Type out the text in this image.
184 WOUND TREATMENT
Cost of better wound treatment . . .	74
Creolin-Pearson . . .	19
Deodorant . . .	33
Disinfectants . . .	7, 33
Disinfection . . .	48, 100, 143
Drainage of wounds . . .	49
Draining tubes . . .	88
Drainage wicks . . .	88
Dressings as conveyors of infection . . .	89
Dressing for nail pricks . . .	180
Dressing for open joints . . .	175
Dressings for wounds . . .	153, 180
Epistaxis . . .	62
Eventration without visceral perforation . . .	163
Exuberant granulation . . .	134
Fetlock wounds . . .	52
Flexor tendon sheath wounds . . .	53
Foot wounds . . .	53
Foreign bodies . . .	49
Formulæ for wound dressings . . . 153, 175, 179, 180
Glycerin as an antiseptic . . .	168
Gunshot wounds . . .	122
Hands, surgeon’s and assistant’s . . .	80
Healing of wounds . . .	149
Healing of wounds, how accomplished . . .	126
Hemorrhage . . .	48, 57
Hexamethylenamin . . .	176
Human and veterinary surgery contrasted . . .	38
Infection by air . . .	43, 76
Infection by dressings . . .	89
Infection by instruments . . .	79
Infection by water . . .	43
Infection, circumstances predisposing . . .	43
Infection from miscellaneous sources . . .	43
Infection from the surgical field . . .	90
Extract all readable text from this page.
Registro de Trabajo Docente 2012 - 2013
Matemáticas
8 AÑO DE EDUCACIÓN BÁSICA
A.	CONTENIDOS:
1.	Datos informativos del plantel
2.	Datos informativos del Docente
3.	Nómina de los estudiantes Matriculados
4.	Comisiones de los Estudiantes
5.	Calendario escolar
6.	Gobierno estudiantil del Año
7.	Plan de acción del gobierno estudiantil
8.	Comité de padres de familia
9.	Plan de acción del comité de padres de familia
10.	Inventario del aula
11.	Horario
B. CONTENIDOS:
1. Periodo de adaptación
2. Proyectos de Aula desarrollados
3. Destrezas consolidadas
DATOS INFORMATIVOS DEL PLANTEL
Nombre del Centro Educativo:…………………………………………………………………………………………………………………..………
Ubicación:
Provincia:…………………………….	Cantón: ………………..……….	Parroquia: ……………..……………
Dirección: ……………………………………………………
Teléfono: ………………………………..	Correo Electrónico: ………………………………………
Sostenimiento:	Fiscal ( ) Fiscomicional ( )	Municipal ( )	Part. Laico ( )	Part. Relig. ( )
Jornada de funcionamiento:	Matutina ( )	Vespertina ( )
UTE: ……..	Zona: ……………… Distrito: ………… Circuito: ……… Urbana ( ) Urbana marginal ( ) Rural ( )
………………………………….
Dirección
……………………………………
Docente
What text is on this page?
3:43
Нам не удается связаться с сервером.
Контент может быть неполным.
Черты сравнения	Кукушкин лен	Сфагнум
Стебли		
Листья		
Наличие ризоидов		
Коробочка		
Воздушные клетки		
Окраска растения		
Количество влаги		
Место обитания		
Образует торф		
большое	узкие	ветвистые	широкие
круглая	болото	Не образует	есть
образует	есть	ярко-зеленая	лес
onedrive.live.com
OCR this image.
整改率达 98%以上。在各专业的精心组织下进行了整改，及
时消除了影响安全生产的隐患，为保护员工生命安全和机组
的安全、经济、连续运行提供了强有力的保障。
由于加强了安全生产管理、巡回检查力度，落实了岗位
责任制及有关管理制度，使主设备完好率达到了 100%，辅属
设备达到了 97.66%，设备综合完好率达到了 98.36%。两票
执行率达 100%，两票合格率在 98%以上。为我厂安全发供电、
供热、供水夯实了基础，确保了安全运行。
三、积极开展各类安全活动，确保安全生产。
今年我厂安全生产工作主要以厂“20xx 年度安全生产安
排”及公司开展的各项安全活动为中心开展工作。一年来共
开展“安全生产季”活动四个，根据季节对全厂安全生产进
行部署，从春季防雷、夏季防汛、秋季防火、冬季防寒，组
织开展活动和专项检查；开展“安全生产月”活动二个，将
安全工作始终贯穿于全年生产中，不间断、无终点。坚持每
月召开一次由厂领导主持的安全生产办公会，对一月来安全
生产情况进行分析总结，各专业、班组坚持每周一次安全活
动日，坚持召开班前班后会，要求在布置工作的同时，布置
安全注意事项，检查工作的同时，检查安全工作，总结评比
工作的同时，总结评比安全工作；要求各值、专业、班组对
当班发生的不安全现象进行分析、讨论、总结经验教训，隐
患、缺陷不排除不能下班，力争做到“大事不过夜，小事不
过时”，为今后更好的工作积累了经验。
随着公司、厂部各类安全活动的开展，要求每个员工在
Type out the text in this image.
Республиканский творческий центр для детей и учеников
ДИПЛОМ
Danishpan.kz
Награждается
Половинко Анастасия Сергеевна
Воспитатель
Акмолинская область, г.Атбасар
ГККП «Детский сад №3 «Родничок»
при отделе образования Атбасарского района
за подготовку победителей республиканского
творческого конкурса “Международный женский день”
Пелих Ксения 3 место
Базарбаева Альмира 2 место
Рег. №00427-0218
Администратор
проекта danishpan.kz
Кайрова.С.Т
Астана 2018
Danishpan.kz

____________

Count how many lines of the listing above include "padres" and report that number alone.

- [Completed exercise]:
2